__Task goal__: List every line in the data below that contains the string "marker", and copy each of those lines in full.

Start

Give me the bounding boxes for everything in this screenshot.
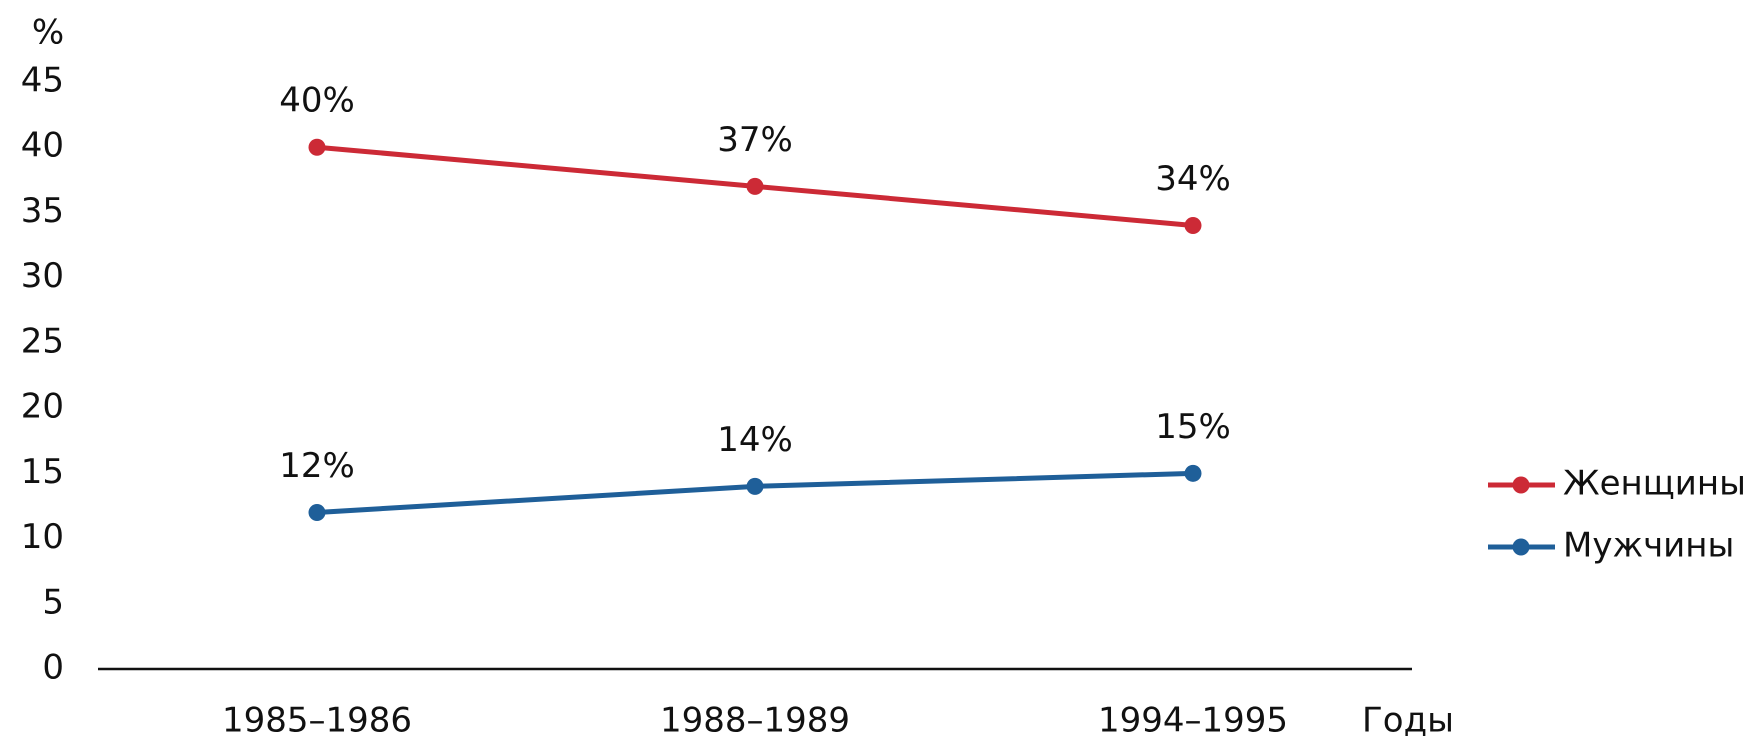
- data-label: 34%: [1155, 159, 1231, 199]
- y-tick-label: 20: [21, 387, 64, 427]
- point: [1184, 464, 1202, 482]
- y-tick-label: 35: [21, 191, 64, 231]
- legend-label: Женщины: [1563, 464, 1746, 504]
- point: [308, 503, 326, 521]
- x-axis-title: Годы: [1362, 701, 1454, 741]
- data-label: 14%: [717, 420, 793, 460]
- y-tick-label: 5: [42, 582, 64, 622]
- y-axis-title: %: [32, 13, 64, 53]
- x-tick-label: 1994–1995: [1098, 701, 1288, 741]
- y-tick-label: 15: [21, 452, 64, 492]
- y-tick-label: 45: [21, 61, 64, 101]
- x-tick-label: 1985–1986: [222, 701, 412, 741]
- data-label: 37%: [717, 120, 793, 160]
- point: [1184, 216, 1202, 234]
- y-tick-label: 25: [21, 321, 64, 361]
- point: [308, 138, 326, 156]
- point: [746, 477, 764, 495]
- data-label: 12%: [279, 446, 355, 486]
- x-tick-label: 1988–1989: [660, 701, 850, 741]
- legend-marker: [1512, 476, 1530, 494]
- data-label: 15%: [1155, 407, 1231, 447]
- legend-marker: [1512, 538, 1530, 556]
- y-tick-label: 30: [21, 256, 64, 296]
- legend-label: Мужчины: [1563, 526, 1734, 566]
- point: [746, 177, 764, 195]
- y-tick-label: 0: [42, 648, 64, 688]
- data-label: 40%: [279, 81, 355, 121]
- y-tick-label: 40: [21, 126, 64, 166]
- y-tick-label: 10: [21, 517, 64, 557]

End

__Reply__:
- legend-marker: [1512, 476, 1530, 494]
- legend-marker: [1512, 538, 1530, 556]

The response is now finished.